(Collected data)

'''

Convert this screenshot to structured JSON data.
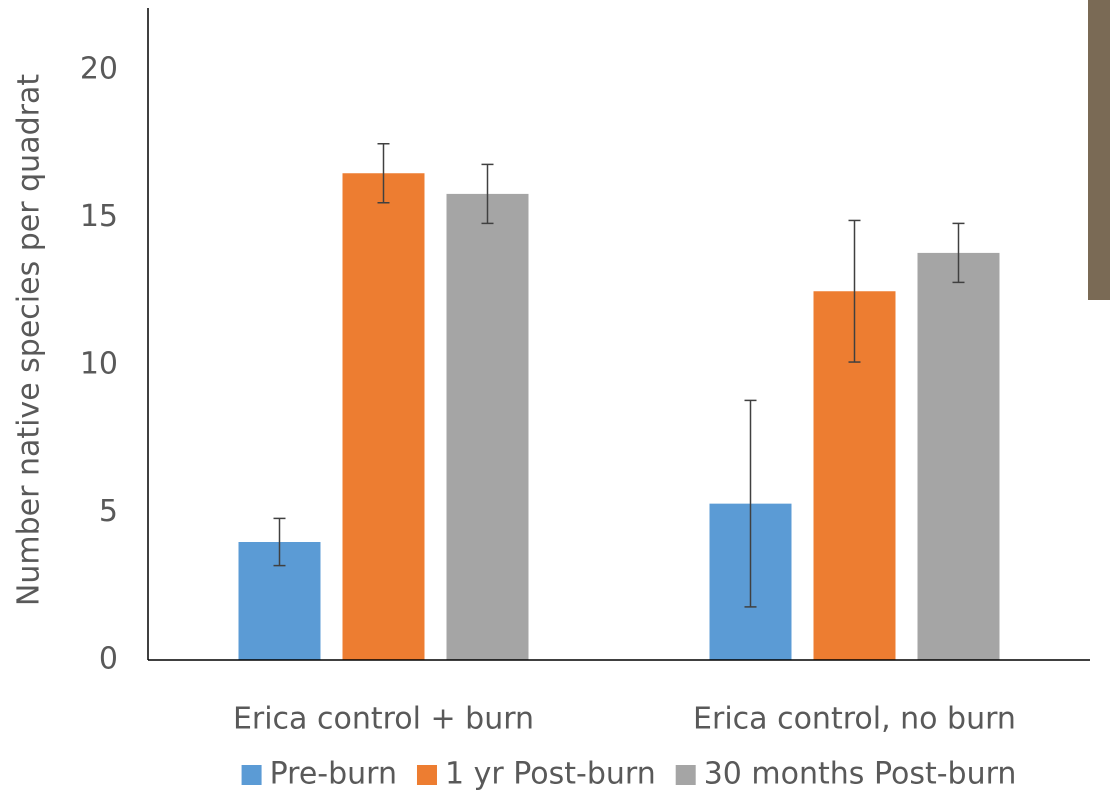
{
  "chart_data": {
    "type": "bar",
    "y_label": "Number native species per quadrat",
    "categories": [
      "Erica control + burn",
      "Erica control, no burn"
    ],
    "series": [
      {
        "name": "Pre-burn",
        "color": "#5b9bd5",
        "values": [
          4.0,
          5.3
        ],
        "errors": [
          0.8,
          3.5
        ]
      },
      {
        "name": "1 yr Post-burn",
        "color": "#ed7d31",
        "values": [
          16.5,
          12.5
        ],
        "errors": [
          1.0,
          2.4
        ]
      },
      {
        "name": "30 months Post-burn",
        "color": "#a5a5a5",
        "values": [
          15.8,
          13.8
        ],
        "errors": [
          1.0,
          1.0
        ]
      }
    ],
    "ylim": [
      0,
      22
    ],
    "yticks": [
      0,
      5,
      10,
      15,
      20
    ],
    "grid": false,
    "legend": "bottom"
  }
}
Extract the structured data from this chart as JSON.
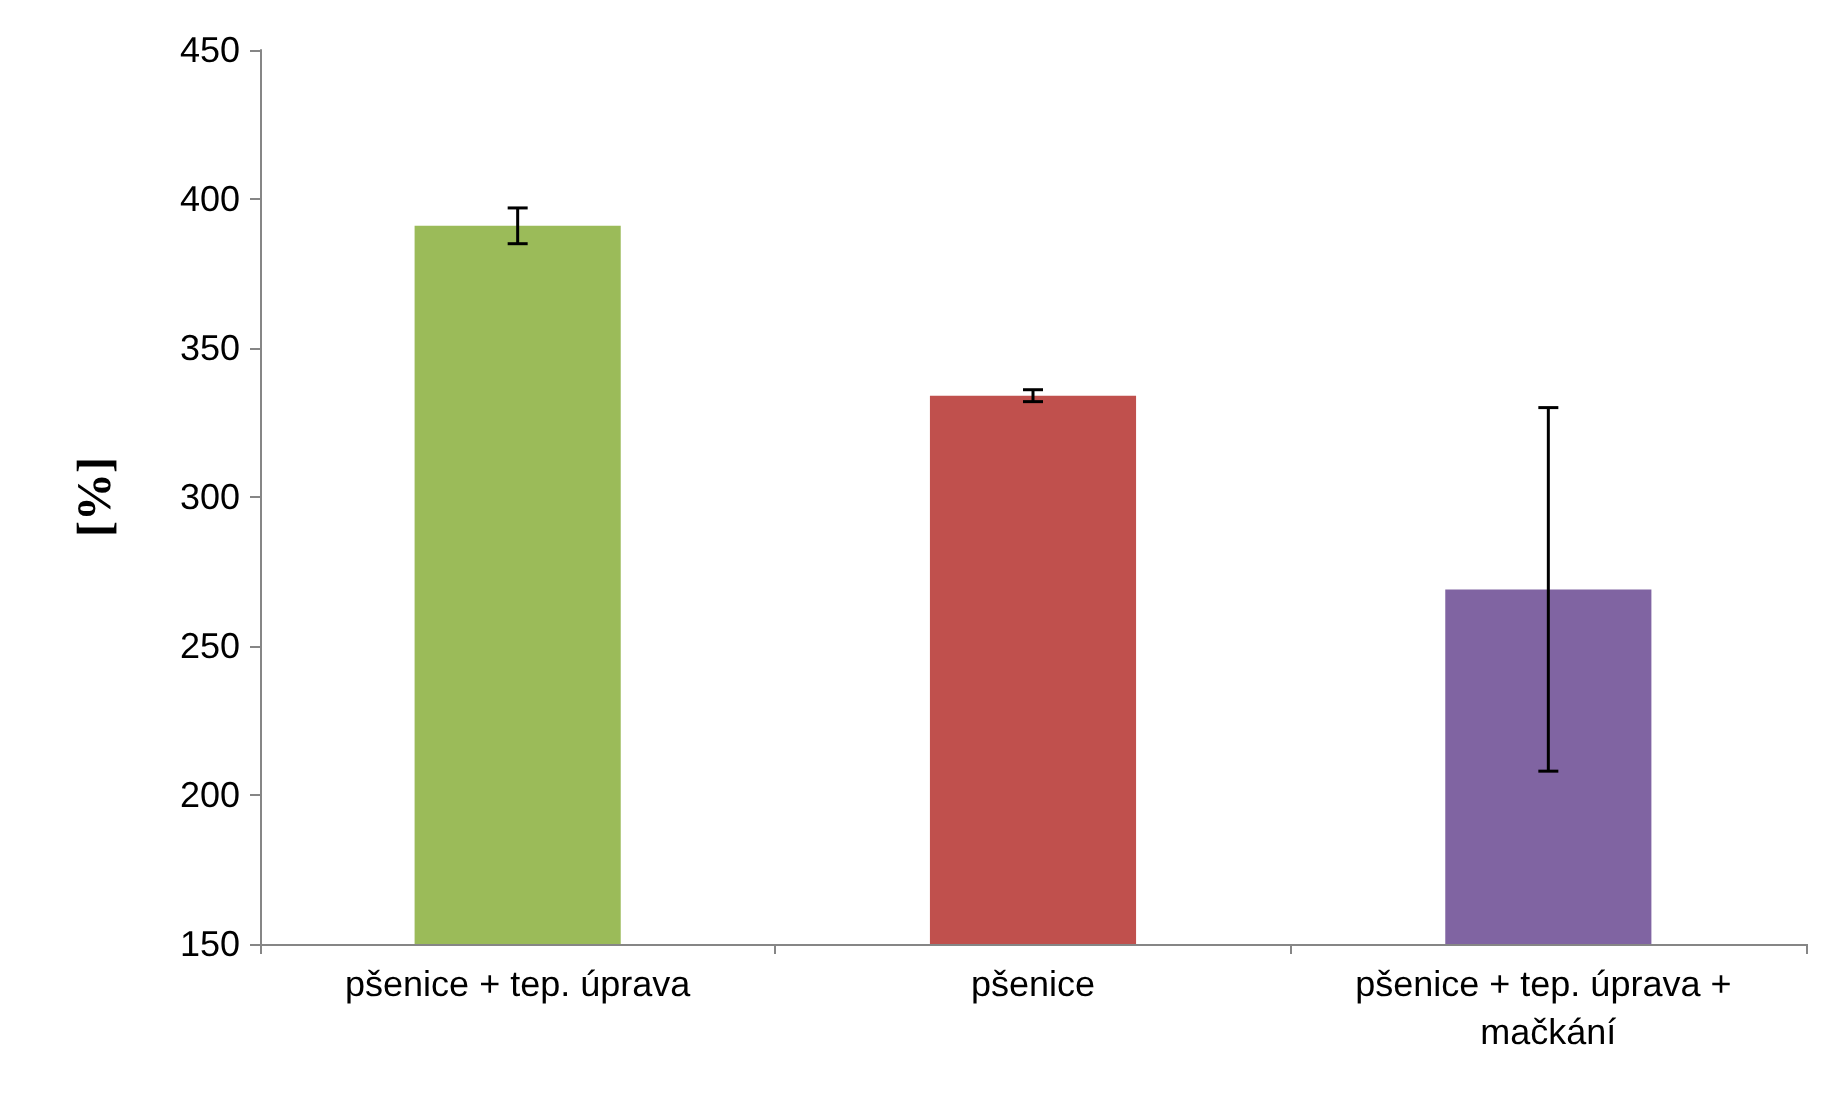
{
  "chart_data": {
    "type": "bar",
    "ylabel": "[%]",
    "categories": [
      "pšenice + tep. úprava",
      "pšenice",
      "pšenice + tep. úprava + mačkání"
    ],
    "values": [
      391,
      334,
      269
    ],
    "colors": [
      "#9bbb59",
      "#c0504d",
      "#8064a2"
    ],
    "errors": [
      6,
      2,
      [
        208,
        330
      ]
    ],
    "ylim": [
      150,
      450
    ],
    "yticks": [
      150,
      200,
      250,
      300,
      350,
      400,
      450
    ],
    "grid": false
  }
}
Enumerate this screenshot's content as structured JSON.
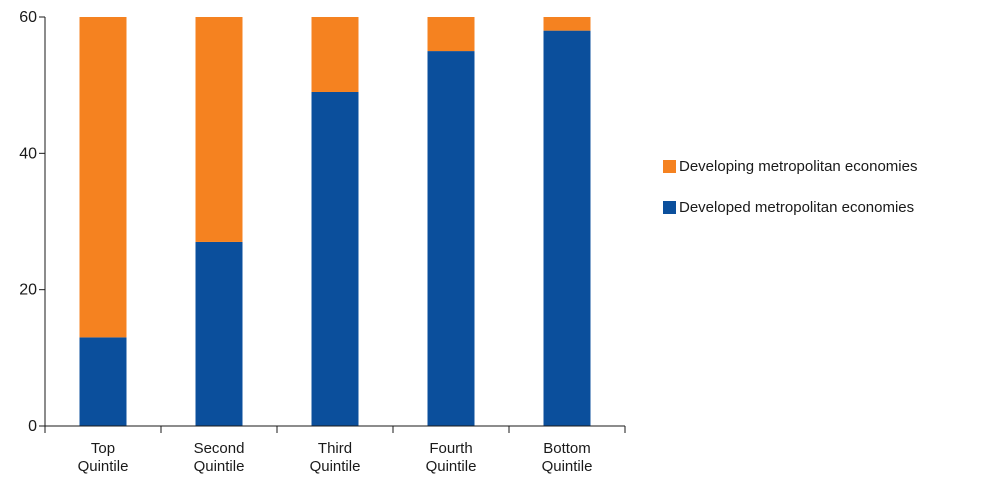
{
  "chart_data": {
    "type": "bar",
    "stacked": true,
    "categories": [
      [
        "Top",
        "Quintile"
      ],
      [
        "Second",
        "Quintile"
      ],
      [
        "Third",
        "Quintile"
      ],
      [
        "Fourth",
        "Quintile"
      ],
      [
        "Bottom",
        "Quintile"
      ]
    ],
    "series": [
      {
        "name": "Developed metropolitan economies",
        "color": "#0b4f9c",
        "values": [
          13,
          27,
          49,
          55,
          58
        ]
      },
      {
        "name": "Developing metropolitan economies",
        "color": "#f58220",
        "values": [
          47,
          33,
          11,
          5,
          2
        ]
      }
    ],
    "title": "",
    "xlabel": "",
    "ylabel": "",
    "ylim": [
      0,
      60
    ],
    "yticks": [
      0,
      20,
      40,
      60
    ],
    "grid": false,
    "legend_position": "right",
    "legend_order": [
      1,
      0
    ]
  }
}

'''

Transcribe every line in the entries above, taking out only the images.

Convert this screenshot to structured JSON data.
{
  "chart_data": {
    "type": "bar",
    "y_label": "Number native species per quadrat",
    "categories": [
      "Erica control + burn",
      "Erica control, no burn"
    ],
    "series": [
      {
        "name": "Pre-burn",
        "color": "#5b9bd5",
        "values": [
          4.0,
          5.3
        ],
        "errors": [
          0.8,
          3.5
        ]
      },
      {
        "name": "1 yr Post-burn",
        "color": "#ed7d31",
        "values": [
          16.5,
          12.5
        ],
        "errors": [
          1.0,
          2.4
        ]
      },
      {
        "name": "30 months Post-burn",
        "color": "#a5a5a5",
        "values": [
          15.8,
          13.8
        ],
        "errors": [
          1.0,
          1.0
        ]
      }
    ],
    "ylim": [
      0,
      22
    ],
    "yticks": [
      0,
      5,
      10,
      15,
      20
    ],
    "grid": false,
    "legend": "bottom"
  }
}
Extract the structured data from this chart as JSON.
{
  "chart_data": {
    "type": "bar",
    "ylabel": "[%]",
    "categories": [
      "pšenice + tep. úprava",
      "pšenice",
      "pšenice + tep. úprava + mačkání"
    ],
    "values": [
      391,
      334,
      269
    ],
    "colors": [
      "#9bbb59",
      "#c0504d",
      "#8064a2"
    ],
    "errors": [
      6,
      2,
      [
        208,
        330
      ]
    ],
    "ylim": [
      150,
      450
    ],
    "yticks": [
      150,
      200,
      250,
      300,
      350,
      400,
      450
    ],
    "grid": false
  }
}
Enumerate this screenshot's content as structured JSON.
{
  "chart_data": {
    "type": "bar",
    "stacked": true,
    "categories": [
      [
        "Top",
        "Quintile"
      ],
      [
        "Second",
        "Quintile"
      ],
      [
        "Third",
        "Quintile"
      ],
      [
        "Fourth",
        "Quintile"
      ],
      [
        "Bottom",
        "Quintile"
      ]
    ],
    "series": [
      {
        "name": "Developed metropolitan economies",
        "color": "#0b4f9c",
        "values": [
          13,
          27,
          49,
          55,
          58
        ]
      },
      {
        "name": "Developing metropolitan economies",
        "color": "#f58220",
        "values": [
          47,
          33,
          11,
          5,
          2
        ]
      }
    ],
    "title": "",
    "xlabel": "",
    "ylabel": "",
    "ylim": [
      0,
      60
    ],
    "yticks": [
      0,
      20,
      40,
      60
    ],
    "grid": false,
    "legend_position": "right",
    "legend_order": [
      1,
      0
    ]
  }
}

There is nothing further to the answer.